Records excerpted from a collection
>> start
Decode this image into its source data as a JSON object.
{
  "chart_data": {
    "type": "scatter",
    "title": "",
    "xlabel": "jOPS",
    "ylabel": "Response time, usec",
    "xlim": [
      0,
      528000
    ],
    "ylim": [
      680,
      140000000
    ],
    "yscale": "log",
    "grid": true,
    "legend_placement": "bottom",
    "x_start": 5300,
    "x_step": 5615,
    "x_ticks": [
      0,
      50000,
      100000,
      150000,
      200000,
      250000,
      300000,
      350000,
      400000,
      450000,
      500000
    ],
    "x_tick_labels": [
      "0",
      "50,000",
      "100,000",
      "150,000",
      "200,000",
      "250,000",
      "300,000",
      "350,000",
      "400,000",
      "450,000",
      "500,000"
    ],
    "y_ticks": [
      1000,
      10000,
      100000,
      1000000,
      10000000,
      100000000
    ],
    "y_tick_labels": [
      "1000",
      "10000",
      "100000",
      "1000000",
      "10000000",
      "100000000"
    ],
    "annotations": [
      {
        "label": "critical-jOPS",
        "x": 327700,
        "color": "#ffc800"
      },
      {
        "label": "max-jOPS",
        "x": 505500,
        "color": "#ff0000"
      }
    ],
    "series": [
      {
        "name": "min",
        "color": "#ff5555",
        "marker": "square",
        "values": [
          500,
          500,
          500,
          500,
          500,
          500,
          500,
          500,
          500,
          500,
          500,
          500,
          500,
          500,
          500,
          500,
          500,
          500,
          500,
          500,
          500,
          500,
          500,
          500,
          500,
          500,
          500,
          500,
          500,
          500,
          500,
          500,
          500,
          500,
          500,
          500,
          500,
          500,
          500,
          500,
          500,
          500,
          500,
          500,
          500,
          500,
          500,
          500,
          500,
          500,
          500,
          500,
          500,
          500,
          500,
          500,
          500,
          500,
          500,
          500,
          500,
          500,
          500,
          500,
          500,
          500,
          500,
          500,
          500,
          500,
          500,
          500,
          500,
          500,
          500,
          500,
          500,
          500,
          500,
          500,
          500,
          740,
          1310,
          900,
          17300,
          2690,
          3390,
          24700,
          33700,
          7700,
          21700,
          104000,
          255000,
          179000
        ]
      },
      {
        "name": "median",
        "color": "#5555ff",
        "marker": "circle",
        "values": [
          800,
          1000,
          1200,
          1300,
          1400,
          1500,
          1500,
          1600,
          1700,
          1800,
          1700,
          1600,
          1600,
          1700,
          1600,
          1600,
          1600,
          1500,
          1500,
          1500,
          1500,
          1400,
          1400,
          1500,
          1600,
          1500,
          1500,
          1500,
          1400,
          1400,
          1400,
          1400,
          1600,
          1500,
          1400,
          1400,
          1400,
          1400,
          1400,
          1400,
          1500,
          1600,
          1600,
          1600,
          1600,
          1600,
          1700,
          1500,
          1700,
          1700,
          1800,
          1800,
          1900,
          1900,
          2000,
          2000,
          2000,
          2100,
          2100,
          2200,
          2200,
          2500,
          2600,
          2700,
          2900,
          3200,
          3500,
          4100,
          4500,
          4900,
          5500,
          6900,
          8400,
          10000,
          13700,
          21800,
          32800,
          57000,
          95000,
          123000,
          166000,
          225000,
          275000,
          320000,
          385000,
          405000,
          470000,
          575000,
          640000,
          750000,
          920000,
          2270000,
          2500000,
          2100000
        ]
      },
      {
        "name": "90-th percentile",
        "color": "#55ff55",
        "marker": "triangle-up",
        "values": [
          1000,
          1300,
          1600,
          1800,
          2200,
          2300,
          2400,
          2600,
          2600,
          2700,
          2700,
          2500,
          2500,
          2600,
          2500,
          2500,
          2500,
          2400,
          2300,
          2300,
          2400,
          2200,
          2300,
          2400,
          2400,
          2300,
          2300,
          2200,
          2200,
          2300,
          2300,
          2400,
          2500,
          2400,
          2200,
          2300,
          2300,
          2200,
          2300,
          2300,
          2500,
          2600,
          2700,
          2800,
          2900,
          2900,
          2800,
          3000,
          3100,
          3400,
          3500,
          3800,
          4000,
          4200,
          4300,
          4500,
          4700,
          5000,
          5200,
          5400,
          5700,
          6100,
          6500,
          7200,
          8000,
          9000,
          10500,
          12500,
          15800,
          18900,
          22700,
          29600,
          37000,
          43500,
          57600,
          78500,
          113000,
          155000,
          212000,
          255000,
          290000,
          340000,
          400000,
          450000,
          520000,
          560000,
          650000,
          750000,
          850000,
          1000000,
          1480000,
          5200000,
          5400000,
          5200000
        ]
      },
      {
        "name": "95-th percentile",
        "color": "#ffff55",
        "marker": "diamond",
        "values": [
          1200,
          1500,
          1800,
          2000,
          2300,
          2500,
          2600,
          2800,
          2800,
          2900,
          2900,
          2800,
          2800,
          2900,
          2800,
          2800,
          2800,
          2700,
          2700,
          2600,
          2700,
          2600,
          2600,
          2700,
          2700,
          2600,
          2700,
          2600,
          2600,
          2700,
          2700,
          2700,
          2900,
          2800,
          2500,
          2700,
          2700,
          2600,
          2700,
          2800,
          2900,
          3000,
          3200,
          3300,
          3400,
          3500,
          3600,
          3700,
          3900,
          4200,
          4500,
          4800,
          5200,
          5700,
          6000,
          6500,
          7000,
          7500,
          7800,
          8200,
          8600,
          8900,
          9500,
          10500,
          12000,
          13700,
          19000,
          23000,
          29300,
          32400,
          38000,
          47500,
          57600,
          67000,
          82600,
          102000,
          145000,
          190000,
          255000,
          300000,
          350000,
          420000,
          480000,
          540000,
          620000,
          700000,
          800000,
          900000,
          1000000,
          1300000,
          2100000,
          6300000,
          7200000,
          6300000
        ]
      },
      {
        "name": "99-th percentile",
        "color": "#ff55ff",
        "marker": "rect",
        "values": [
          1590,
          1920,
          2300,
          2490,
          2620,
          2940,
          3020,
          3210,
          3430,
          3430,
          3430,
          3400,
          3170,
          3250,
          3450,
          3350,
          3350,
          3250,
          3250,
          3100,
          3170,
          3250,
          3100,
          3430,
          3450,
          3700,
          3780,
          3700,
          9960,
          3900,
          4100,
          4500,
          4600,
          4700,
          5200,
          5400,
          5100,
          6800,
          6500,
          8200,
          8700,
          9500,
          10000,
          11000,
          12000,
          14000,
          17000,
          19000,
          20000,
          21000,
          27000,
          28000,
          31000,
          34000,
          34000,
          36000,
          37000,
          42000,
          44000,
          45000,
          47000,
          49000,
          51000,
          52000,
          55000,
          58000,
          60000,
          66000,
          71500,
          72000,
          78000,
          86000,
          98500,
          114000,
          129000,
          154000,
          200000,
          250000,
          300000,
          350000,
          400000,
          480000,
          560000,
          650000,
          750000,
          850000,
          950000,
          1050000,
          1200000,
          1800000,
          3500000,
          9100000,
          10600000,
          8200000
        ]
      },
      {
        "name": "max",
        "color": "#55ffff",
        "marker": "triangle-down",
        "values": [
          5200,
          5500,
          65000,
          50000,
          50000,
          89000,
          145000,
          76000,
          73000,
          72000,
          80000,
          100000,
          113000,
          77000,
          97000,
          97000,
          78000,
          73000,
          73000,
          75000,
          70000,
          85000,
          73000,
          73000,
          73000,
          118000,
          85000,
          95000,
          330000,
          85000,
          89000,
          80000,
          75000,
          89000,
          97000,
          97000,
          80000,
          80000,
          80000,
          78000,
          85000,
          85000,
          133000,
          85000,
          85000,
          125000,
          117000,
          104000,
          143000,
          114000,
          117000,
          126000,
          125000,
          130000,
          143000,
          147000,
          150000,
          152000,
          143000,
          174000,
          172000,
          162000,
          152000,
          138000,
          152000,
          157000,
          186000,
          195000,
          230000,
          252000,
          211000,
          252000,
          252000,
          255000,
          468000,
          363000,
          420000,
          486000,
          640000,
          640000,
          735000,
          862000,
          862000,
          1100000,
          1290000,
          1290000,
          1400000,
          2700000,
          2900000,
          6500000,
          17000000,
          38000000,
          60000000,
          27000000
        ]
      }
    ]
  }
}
>> end
Where a line of the material above holds the string "jOPS", copy that line.

### Output for this task
    "xlabel": "jOPS",
        "label": "critical-jOPS",
        "label": "max-jOPS",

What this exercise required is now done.